Stated problem |
Examine the entries and show every line in which the word "Value" is found.

Provided data |
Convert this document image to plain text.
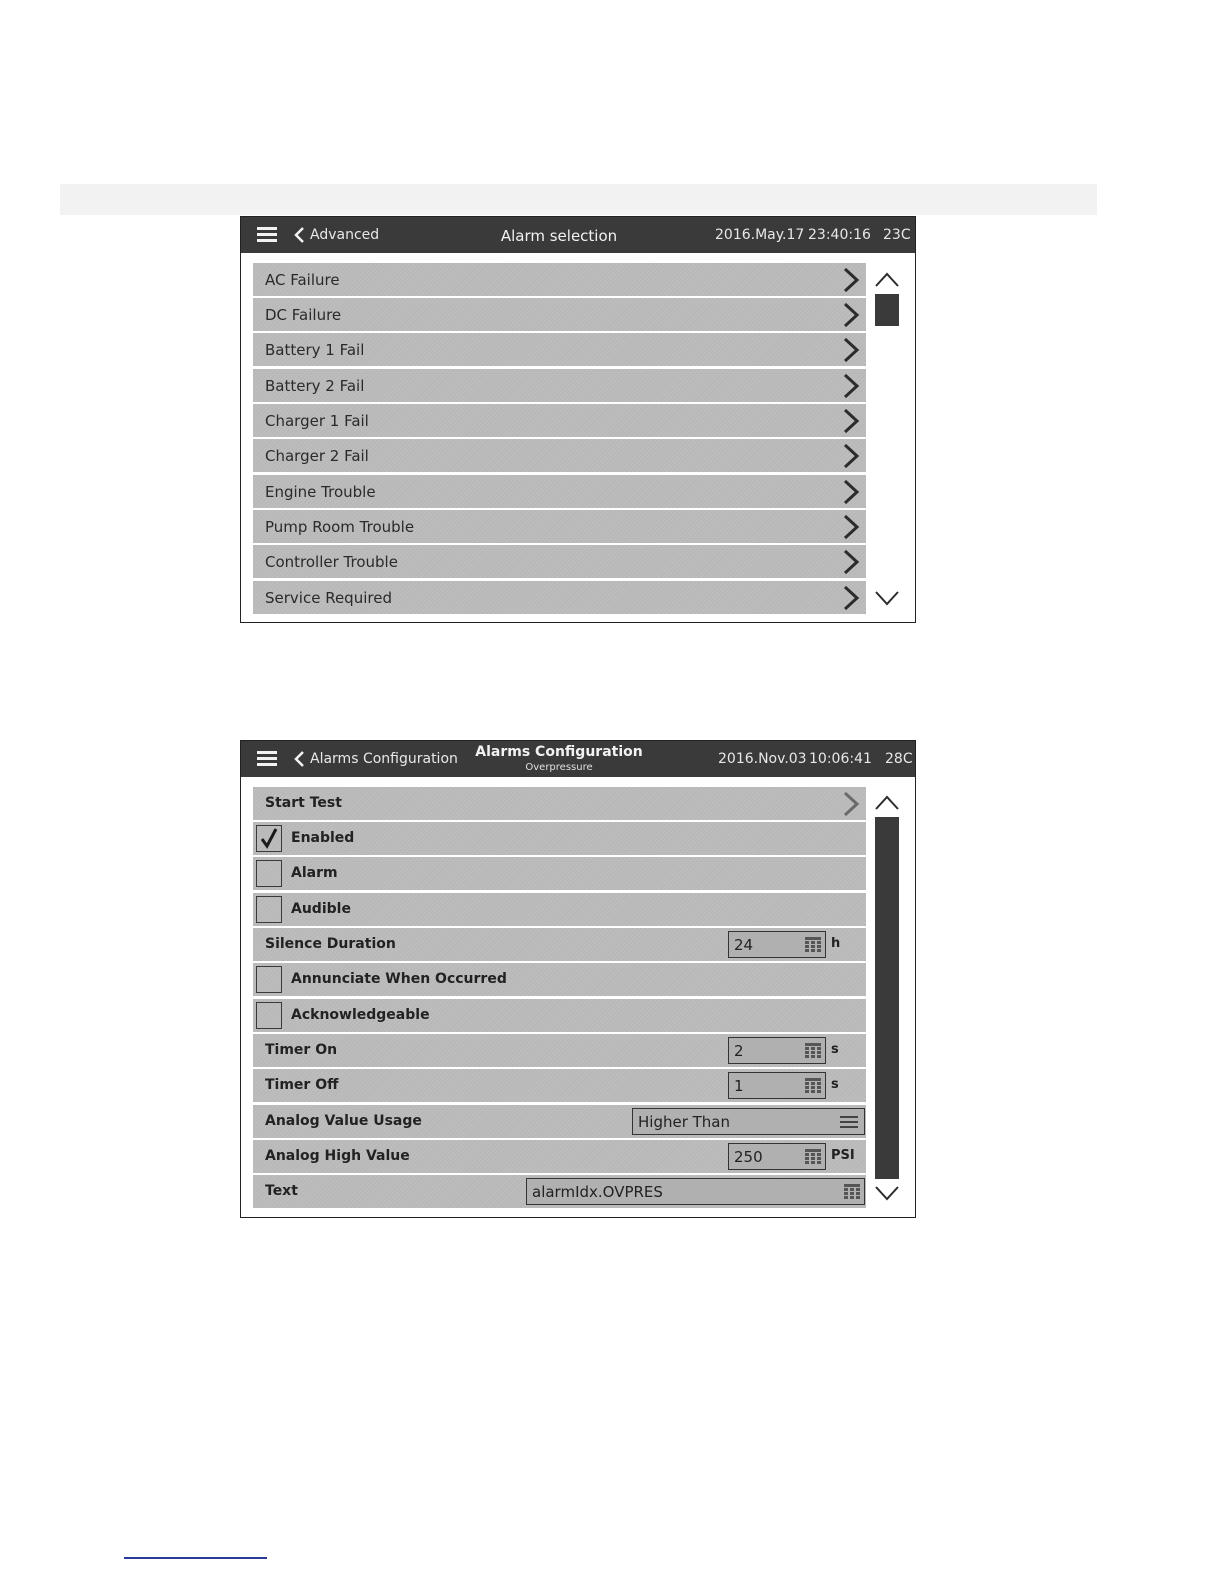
Advanced	Alarm selection	2016.May.17 23:40:16 23C
AC Failure
DC Failure
Battery 1 Fail
Battery 2 Fail
Charger 1 Fail
Charger 2 Fail
Engine Trouble
Pump Room Trouble
Controller Trouble
Service Required
Alarms Configuration	Alarms Configuration
Overpressure
2016.Nov.03 10:06:41 28C
Start Test
Enabled
Alarm
Audible
Silence Duration	24	h
Annunciate When Occurred
Acknowledgeable
Timer On	2	s
Timer Off	1	s
Analog Value Usage	Higher Than
Analog High Value	250	PSI
Text	alarmIdx.OVPRES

Task answer |
Analog Value Usage	Higher Than
Analog High Value	250	PSI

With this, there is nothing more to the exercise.